**Written instruction:**
Copy nothing but the text: repeat each entry exactly and drop the images.

--- start of Given entries ---

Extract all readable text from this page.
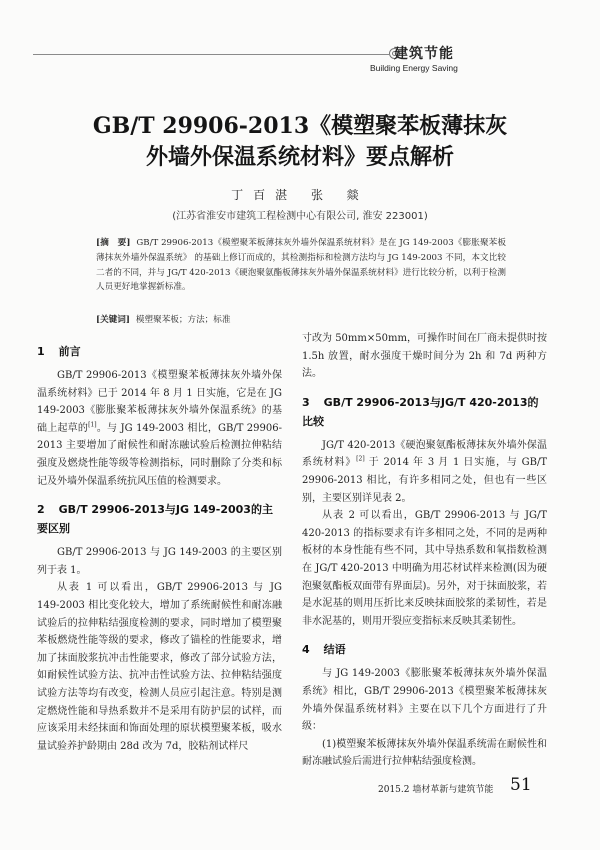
建筑节能
Building Energy Saving
GB/T 29906-2013《模塑聚苯板薄抹灰
外墙外保温系统材料》要点解析
丁百湛 张 燚
(江苏省淮安市建筑工程检测中心有限公司, 淮安 223001)
[摘　要] GB/T 29906-2013《模塑聚苯板薄抹灰外墙外保温系统材料》是在 JG 149-2003《膨胀聚苯板薄抹灰外墙外保温系统》 的基础上修订而成的，其检测指标和检测方法均与 JG 149-2003 不同，本文比较二者的不同，并与 JG/T 420-2013《硬泡聚氨酯板薄抹灰外墙外保温系统材料》进行比较分析，以利于检测人员更好地掌握新标准。
[关键词] 模塑聚苯板；方法；标准
1 前言

GB/T 29906-2013《模塑聚苯板薄抹灰外墙外保温系统材料》已于 2014 年 8 月 1 日实施，它是在 JG 149-2003《膨胀聚苯板薄抹灰外墙外保温系统》的基础上起草的[1]。与 JG 149-2003 相比，GB/T 29906-2013 主要增加了耐候性和耐冻融试验后检测拉伸粘结强度及燃烧性能等级等检测指标，同时删除了分类和标记及外墙外保温系统抗风压值的检测要求。

2 GB/T 29906-2013与JG 149-2003的主要区别

GB/T 29906-2013 与 JG 149-2003 的主要区别列于表 1。

从表 1 可以看出，GB/T 29906-2013 与 JG 149-2003 相比变化较大，增加了系统耐候性和耐冻融试验后的拉伸粘结强度检测的要求，同时增加了模塑聚苯板燃烧性能等级的要求，修改了锚栓的性能要求，增加了抹面胶浆抗冲击性能要求，修改了部分试验方法，如耐候性试验方法、抗冲击性试验方法、拉伸粘结强度试验方法等均有改变，检测人员应引起注意。特别是测定燃烧性能和导热系数并不是采用有防护层的试样，而应该采用未经抹面和饰面处理的原状模塑聚苯板，吸水量试验养护龄期由 28d 改为 7d，胶粘剂试样尺

寸改为 50mm×50mm，可操作时间在厂商未提供时按 1.5h 放置，耐水强度干燥时间分为 2h 和 7d 两种方法。

3 GB/T 29906-2013与JG/T 420-2013的比较

JG/T 420-2013《硬泡聚氨酯板薄抹灰外墙外保温系统材料》[2] 于 2014 年 3 月 1 日实施，与 GB/T 29906-2013 相比，有许多相同之处，但也有一些区别，主要区别详见表 2。

从表 2 可以看出，GB/T 29906-2013 与 JG/T 420-2013 的指标要求有许多相同之处，不同的是两种板材的本身性能有些不同，其中导热系数和氧指数检测在 JG/T 420-2013 中明确为用芯材试样来检测(因为硬泡聚氨酯板双面带有界面层)。另外，对于抹面胶浆，若是水泥基的则用压折比来反映抹面胶浆的柔韧性，若是非水泥基的，则用开裂应变指标来反映其柔韧性。

4 结语

与 JG 149-2003《膨胀聚苯板薄抹灰外墙外保温系统》相比，GB/T 29906-2013《模塑聚苯板薄抹灰外墙外保温系统材料》主要在以下几个方面进行了升级：

(1)模塑聚苯板薄抹灰外墙外保温系统需在耐候性和耐冻融试验后需进行拉伸粘结强度检测。

2015.2 墙材革新与建筑节能 51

--- end of Given entries ---

**Solution below:**
Extract all readable text from this page.
建筑节能
Building Energy Saving
GB/T 29906-2013《模塑聚苯板薄抹灰
外墙外保温系统材料》要点解析
丁百湛 张 燚
(江苏省淮安市建筑工程检测中心有限公司, 淮安 223001)
[摘　要] GB/T 29906-2013《模塑聚苯板薄抹灰外墙外保温系统材料》是在 JG 149-2003《膨胀聚苯板薄抹灰外墙外保温系统》 的基础上修订而成的，其检测指标和检测方法均与 JG 149-2003 不同，本文比较二者的不同，并与 JG/T 420-2013《硬泡聚氨酯板薄抹灰外墙外保温系统材料》进行比较分析，以利于检测人员更好地掌握新标准。
[关键词] 模塑聚苯板；方法；标准
1 前言

GB/T 29906-2013《模塑聚苯板薄抹灰外墙外保温系统材料》已于 2014 年 8 月 1 日实施，它是在 JG 149-2003《膨胀聚苯板薄抹灰外墙外保温系统》的基础上起草的[1]。与 JG 149-2003 相比，GB/T 29906-2013 主要增加了耐候性和耐冻融试验后检测拉伸粘结强度及燃烧性能等级等检测指标，同时删除了分类和标记及外墙外保温系统抗风压值的检测要求。

2 GB/T 29906-2013与JG 149-2003的主要区别

GB/T 29906-2013 与 JG 149-2003 的主要区别列于表 1。

从表 1 可以看出，GB/T 29906-2013 与 JG 149-2003 相比变化较大，增加了系统耐候性和耐冻融试验后的拉伸粘结强度检测的要求，同时增加了模塑聚苯板燃烧性能等级的要求，修改了锚栓的性能要求，增加了抹面胶浆抗冲击性能要求，修改了部分试验方法，如耐候性试验方法、抗冲击性试验方法、拉伸粘结强度试验方法等均有改变，检测人员应引起注意。特别是测定燃烧性能和导热系数并不是采用有防护层的试样，而应该采用未经抹面和饰面处理的原状模塑聚苯板，吸水量试验养护龄期由 28d 改为 7d，胶粘剂试样尺

寸改为 50mm×50mm，可操作时间在厂商未提供时按 1.5h 放置，耐水强度干燥时间分为 2h 和 7d 两种方法。

3 GB/T 29906-2013与JG/T 420-2013的比较

JG/T 420-2013《硬泡聚氨酯板薄抹灰外墙外保温系统材料》[2] 于 2014 年 3 月 1 日实施，与 GB/T 29906-2013 相比，有许多相同之处，但也有一些区别，主要区别详见表 2。

从表 2 可以看出，GB/T 29906-2013 与 JG/T 420-2013 的指标要求有许多相同之处，不同的是两种板材的本身性能有些不同，其中导热系数和氧指数检测在 JG/T 420-2013 中明确为用芯材试样来检测(因为硬泡聚氨酯板双面带有界面层)。另外，对于抹面胶浆，若是水泥基的则用压折比来反映抹面胶浆的柔韧性，若是非水泥基的，则用开裂应变指标来反映其柔韧性。

4 结语

与 JG 149-2003《膨胀聚苯板薄抹灰外墙外保温系统》相比，GB/T 29906-2013《模塑聚苯板薄抹灰外墙外保温系统材料》主要在以下几个方面进行了升级：

(1)模塑聚苯板薄抹灰外墙外保温系统需在耐候性和耐冻融试验后需进行拉伸粘结强度检测。

2015.2 墙材革新与建筑节能 51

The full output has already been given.